Given exercise:
Search the listing below for the word "Goffman" and copy each line that holds it.

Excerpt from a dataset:

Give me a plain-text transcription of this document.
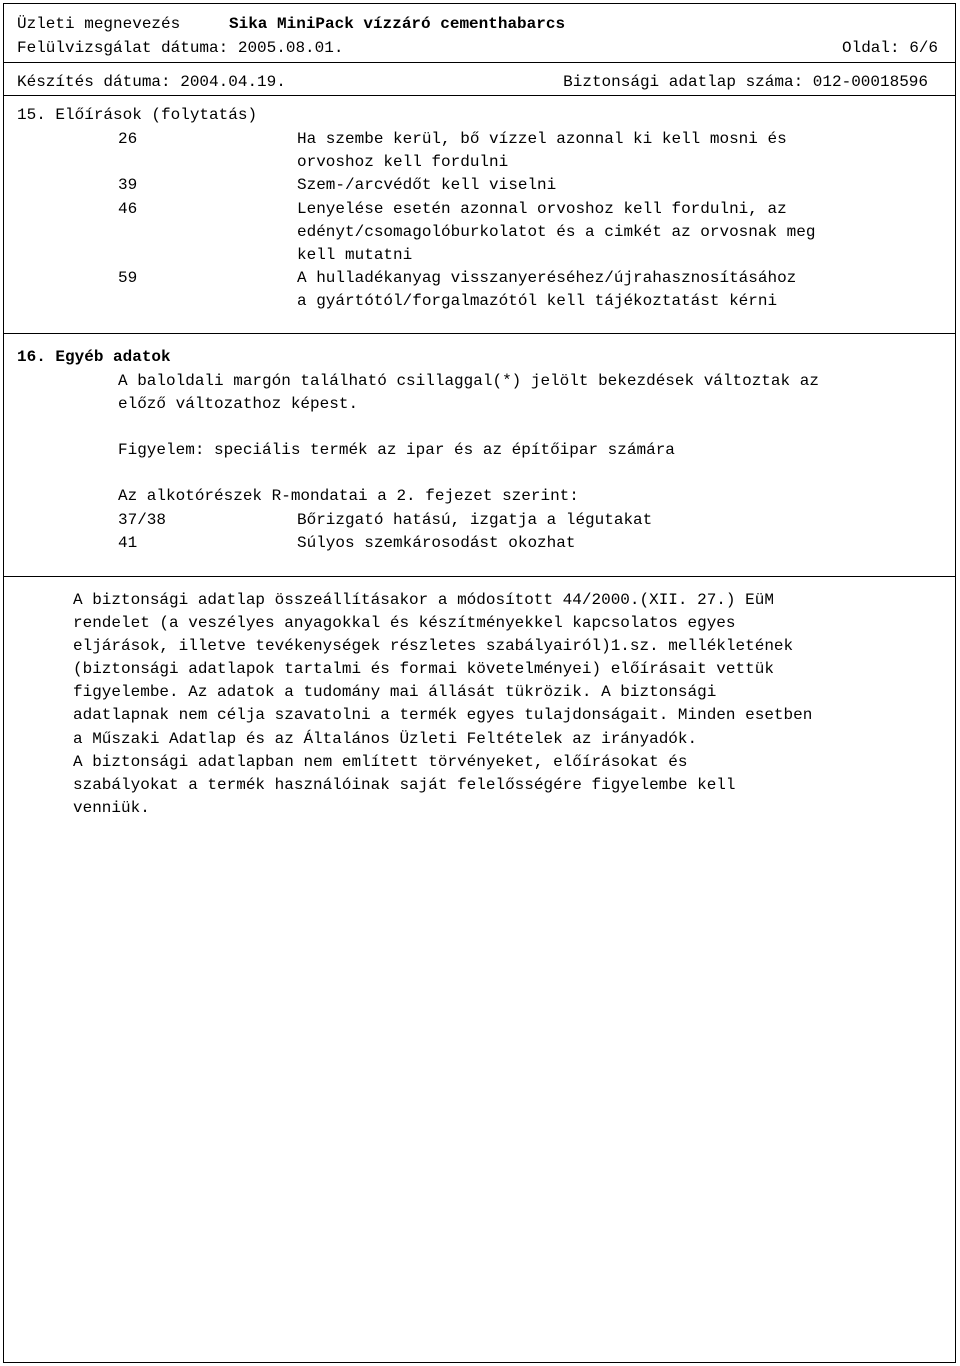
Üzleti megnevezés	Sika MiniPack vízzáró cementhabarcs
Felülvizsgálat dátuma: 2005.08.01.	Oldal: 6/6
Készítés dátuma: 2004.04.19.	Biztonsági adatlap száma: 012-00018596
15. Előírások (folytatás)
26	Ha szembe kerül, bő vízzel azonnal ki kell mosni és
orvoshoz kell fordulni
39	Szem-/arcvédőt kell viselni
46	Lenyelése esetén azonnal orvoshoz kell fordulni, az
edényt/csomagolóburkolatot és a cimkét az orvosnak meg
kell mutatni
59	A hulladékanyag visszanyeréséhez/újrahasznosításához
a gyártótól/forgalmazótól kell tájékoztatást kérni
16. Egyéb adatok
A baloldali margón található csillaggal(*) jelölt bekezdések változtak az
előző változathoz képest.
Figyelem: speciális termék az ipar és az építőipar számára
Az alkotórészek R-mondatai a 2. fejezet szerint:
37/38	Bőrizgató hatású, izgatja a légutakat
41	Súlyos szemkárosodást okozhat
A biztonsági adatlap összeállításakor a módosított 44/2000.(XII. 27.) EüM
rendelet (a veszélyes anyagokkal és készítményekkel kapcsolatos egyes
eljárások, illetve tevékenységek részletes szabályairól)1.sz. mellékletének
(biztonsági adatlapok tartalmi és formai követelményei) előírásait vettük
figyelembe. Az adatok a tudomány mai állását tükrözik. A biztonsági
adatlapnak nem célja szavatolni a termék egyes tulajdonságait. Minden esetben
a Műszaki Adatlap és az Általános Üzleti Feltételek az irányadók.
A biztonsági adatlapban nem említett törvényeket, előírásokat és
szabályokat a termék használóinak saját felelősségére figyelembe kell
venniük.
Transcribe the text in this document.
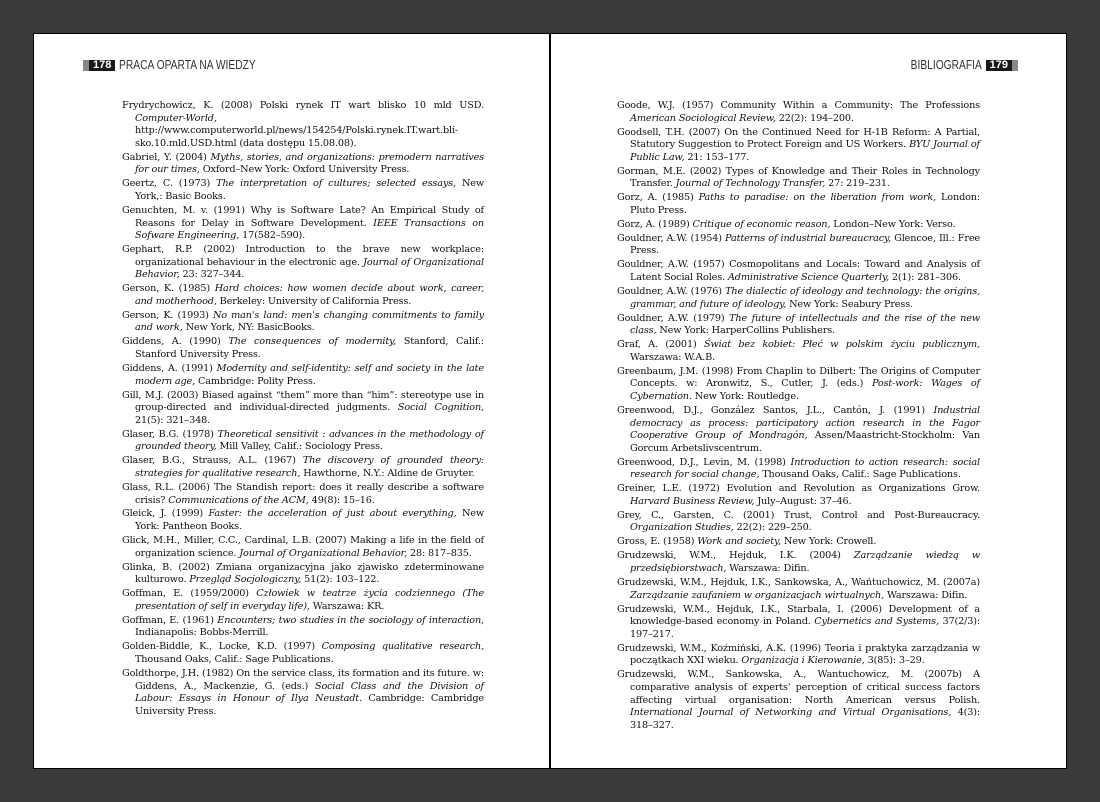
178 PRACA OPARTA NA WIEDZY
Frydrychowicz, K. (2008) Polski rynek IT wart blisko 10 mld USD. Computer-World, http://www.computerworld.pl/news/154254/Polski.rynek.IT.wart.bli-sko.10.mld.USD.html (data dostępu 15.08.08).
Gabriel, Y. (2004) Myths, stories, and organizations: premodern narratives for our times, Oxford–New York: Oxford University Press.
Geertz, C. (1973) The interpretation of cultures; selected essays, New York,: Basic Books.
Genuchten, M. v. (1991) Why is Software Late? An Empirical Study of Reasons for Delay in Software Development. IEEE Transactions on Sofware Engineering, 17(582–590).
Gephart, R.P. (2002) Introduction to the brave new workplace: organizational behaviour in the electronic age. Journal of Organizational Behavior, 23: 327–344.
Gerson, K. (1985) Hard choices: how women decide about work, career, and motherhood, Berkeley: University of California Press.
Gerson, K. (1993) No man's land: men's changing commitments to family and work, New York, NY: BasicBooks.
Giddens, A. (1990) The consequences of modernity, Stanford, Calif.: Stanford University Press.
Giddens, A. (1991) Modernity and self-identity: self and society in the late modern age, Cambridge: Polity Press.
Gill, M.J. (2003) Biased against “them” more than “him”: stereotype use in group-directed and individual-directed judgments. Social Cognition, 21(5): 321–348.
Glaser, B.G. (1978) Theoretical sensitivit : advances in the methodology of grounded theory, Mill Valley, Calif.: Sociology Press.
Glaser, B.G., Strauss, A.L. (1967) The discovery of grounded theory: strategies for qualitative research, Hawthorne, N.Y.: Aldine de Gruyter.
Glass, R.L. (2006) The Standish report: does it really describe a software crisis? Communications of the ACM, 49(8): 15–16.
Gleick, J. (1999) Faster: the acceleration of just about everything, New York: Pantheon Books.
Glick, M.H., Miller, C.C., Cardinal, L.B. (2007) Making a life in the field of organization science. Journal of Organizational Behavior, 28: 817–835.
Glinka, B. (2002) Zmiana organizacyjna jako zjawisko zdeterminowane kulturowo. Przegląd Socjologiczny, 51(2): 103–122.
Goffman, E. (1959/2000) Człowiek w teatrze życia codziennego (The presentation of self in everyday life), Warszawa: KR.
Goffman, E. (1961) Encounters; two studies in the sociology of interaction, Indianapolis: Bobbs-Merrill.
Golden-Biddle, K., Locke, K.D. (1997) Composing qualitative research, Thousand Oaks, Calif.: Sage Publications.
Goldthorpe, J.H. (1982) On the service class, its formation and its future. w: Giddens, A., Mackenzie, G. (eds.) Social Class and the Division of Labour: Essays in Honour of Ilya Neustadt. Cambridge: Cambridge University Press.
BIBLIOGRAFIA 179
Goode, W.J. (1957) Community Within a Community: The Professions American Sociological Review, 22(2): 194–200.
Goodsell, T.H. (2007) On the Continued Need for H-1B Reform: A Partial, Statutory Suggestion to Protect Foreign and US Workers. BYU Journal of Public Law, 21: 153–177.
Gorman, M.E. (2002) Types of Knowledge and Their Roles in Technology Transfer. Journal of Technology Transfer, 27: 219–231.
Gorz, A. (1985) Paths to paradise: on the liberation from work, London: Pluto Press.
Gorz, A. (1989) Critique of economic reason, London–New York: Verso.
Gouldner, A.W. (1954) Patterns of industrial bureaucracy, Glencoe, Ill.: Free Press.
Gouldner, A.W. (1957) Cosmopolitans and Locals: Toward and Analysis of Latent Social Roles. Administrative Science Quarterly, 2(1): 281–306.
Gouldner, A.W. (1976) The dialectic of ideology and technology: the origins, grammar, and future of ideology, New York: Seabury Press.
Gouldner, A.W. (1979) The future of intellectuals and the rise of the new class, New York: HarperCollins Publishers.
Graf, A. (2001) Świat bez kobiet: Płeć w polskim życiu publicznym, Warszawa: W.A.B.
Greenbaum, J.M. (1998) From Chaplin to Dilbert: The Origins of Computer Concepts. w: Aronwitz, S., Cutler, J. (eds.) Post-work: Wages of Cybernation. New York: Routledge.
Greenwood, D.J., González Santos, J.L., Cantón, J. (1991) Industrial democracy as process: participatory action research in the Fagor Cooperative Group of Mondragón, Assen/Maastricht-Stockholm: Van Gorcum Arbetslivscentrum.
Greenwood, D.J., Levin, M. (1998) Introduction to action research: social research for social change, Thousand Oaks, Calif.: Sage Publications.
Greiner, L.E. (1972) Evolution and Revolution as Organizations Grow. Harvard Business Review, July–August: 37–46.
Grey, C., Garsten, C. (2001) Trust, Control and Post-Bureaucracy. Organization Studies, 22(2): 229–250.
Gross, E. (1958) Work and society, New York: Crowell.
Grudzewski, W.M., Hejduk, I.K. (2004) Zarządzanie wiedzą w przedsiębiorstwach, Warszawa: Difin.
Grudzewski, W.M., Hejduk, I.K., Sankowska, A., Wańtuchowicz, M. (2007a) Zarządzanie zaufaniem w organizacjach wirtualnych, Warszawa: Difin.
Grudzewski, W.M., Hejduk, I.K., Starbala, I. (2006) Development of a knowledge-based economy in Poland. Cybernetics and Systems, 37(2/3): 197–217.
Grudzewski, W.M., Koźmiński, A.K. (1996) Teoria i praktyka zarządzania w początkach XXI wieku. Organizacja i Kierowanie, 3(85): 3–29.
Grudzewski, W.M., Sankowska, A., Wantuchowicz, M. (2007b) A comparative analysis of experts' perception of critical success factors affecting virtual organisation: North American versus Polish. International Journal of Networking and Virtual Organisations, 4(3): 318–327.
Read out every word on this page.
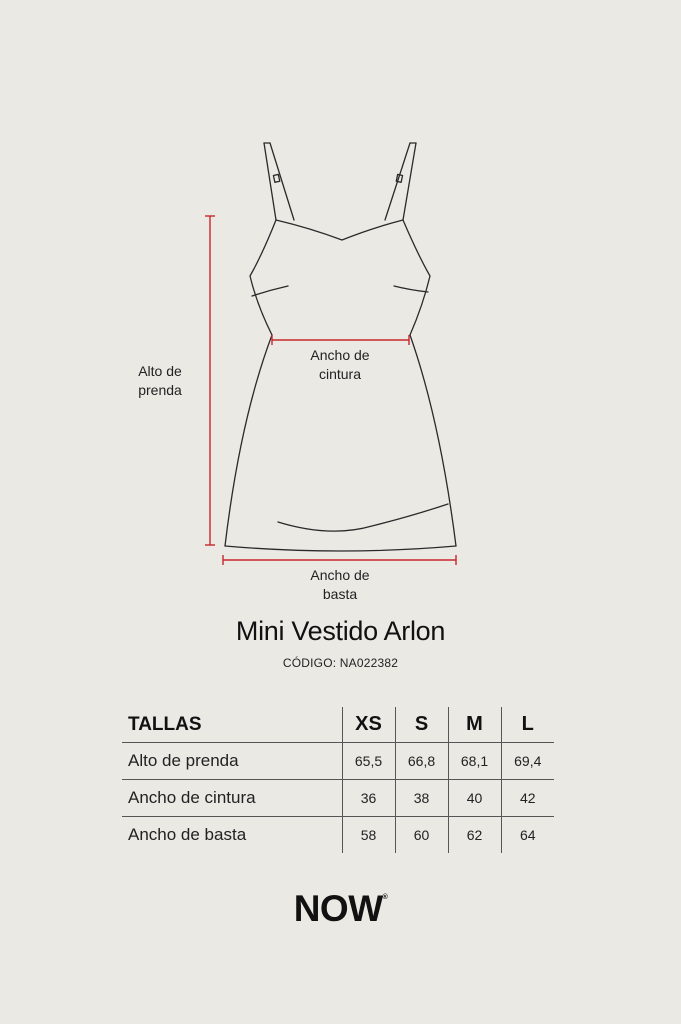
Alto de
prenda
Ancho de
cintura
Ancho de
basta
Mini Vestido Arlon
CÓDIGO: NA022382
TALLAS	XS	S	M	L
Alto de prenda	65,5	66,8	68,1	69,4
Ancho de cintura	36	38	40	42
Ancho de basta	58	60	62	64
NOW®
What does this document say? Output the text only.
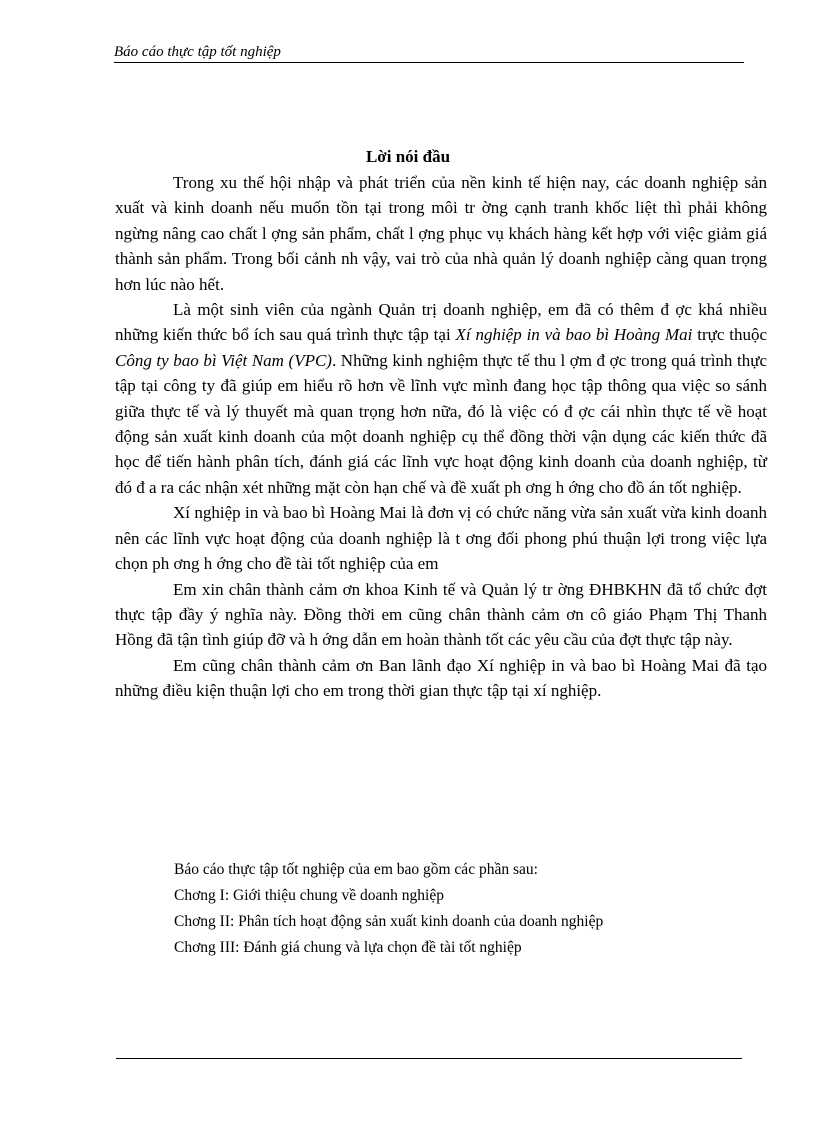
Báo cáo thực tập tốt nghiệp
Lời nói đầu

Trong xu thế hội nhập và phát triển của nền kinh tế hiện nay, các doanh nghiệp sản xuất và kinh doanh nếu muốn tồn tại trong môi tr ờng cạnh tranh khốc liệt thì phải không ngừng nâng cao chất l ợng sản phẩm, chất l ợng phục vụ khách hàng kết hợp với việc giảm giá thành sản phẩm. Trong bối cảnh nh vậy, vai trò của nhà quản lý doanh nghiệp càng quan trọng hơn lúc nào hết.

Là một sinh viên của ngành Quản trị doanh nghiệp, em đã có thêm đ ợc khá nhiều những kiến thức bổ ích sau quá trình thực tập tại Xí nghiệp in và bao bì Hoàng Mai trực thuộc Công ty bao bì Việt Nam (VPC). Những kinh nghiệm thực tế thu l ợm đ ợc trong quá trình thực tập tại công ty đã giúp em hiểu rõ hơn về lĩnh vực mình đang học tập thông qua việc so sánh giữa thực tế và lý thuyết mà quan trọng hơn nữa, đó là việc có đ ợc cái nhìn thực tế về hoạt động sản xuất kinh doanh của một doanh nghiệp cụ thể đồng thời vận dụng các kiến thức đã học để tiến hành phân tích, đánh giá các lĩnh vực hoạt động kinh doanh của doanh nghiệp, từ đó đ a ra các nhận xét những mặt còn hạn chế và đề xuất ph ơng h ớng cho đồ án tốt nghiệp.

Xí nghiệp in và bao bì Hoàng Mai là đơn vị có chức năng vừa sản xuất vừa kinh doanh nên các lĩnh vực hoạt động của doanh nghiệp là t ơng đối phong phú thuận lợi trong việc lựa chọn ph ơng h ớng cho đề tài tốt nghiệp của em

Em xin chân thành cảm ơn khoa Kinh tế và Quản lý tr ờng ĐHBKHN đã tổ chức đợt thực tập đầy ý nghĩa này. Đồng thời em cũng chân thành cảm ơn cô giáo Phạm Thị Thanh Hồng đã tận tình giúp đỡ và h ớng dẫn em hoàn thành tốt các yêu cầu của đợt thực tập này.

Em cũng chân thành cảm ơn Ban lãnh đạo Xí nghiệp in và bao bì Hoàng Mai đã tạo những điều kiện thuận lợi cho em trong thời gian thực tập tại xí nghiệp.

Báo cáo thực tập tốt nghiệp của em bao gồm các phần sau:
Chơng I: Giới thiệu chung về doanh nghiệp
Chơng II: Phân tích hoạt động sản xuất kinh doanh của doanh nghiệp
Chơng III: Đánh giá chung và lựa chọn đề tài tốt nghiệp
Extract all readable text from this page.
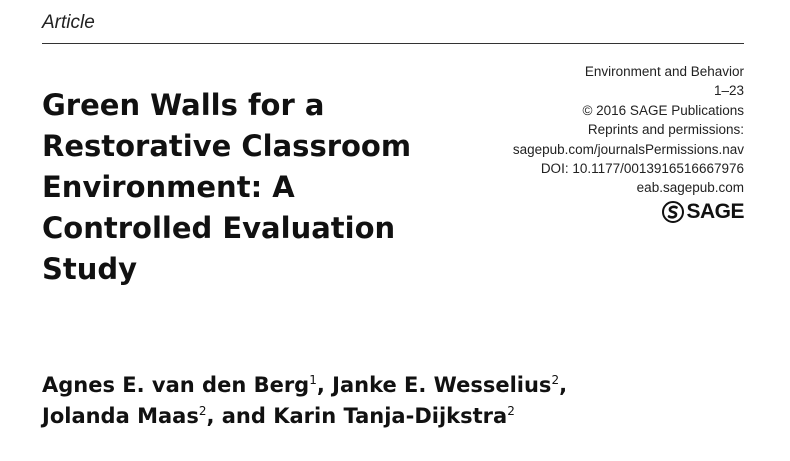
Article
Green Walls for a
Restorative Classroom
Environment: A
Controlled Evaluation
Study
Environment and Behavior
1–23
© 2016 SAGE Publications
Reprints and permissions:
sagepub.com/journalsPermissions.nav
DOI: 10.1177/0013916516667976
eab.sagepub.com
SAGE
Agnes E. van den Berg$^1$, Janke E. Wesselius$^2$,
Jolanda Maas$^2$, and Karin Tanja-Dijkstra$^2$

Completed task:
Goffman, E. (1959/2000) Człowiek w teatrze życia codziennego (The presentation of self in everyday life), Warszawa: KR.
Goffman, E. (1961) Encounters; two studies in the sociology of interaction, Indianapolis: Bobbs-Merrill.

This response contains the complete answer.